• Input

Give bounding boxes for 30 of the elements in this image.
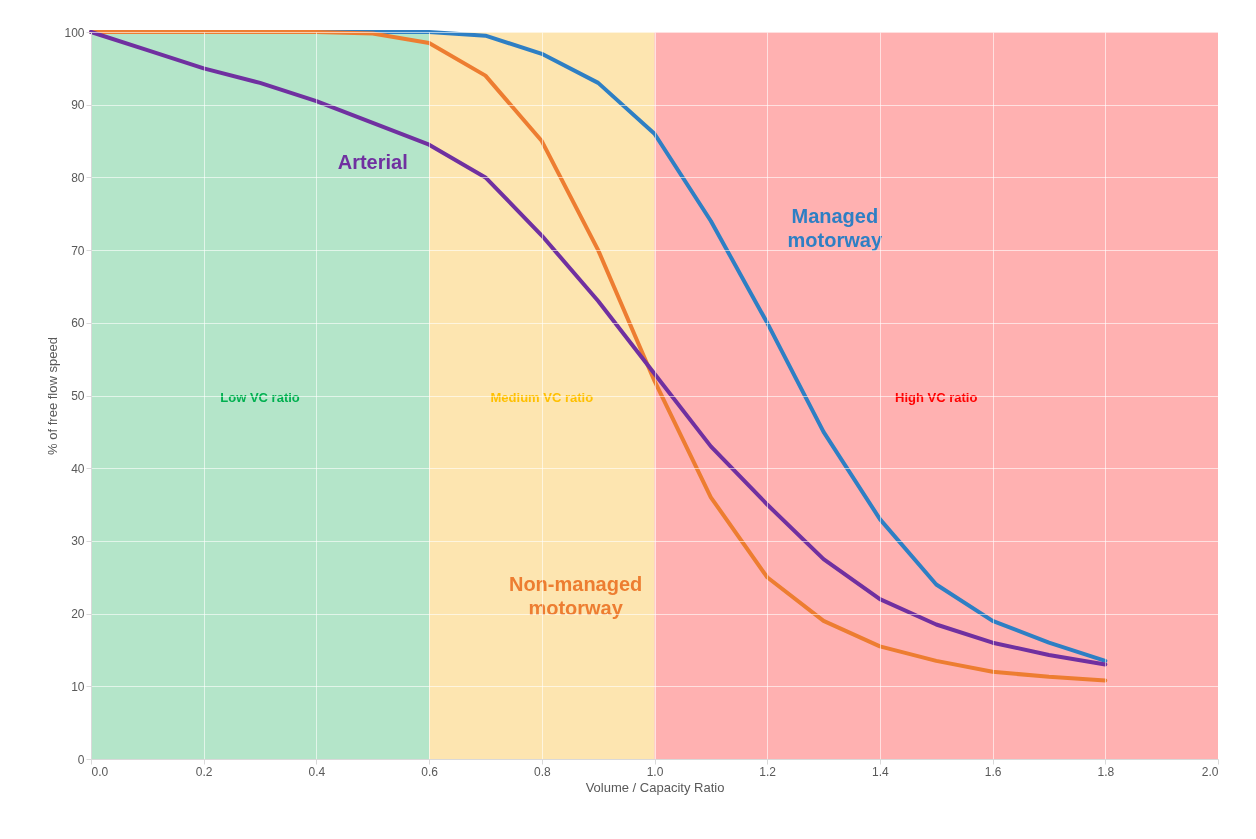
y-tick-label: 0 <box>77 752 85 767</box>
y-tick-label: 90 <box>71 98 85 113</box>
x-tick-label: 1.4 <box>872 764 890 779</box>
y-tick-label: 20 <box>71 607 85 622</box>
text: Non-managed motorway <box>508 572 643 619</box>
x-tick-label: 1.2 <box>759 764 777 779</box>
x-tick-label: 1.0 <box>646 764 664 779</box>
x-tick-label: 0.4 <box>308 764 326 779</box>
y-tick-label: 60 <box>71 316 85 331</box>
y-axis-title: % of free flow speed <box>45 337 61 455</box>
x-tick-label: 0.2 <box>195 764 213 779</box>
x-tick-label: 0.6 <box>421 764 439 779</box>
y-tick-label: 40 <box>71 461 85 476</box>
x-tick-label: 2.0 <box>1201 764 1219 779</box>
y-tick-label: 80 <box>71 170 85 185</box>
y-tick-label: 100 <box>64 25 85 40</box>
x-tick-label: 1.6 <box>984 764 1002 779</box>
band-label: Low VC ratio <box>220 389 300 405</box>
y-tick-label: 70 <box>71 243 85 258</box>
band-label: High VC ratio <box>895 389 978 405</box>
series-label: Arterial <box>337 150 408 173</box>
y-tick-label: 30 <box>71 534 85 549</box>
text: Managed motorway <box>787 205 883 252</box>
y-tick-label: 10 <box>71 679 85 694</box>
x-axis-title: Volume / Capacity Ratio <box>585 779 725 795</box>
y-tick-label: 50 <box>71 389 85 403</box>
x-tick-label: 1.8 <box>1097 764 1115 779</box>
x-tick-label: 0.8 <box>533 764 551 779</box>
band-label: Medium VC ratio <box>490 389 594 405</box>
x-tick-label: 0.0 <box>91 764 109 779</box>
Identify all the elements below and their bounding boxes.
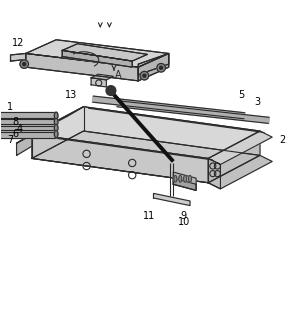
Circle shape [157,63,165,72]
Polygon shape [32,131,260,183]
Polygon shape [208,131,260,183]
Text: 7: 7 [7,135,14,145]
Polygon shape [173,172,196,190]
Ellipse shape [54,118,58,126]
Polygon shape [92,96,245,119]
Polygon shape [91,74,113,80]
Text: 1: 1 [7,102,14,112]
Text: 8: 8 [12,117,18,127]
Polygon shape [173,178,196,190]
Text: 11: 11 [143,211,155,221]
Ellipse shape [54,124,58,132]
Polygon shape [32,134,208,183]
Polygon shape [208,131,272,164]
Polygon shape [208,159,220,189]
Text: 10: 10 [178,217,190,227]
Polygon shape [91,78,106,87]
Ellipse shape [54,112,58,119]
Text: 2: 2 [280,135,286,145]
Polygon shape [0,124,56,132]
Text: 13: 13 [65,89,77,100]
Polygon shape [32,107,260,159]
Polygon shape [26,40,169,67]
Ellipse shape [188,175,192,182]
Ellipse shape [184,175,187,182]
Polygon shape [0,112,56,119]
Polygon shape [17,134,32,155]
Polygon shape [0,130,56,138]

• Work to be completed
Report how many lines of the records above contain the string "bounding". Give only the number.

• Correct output
2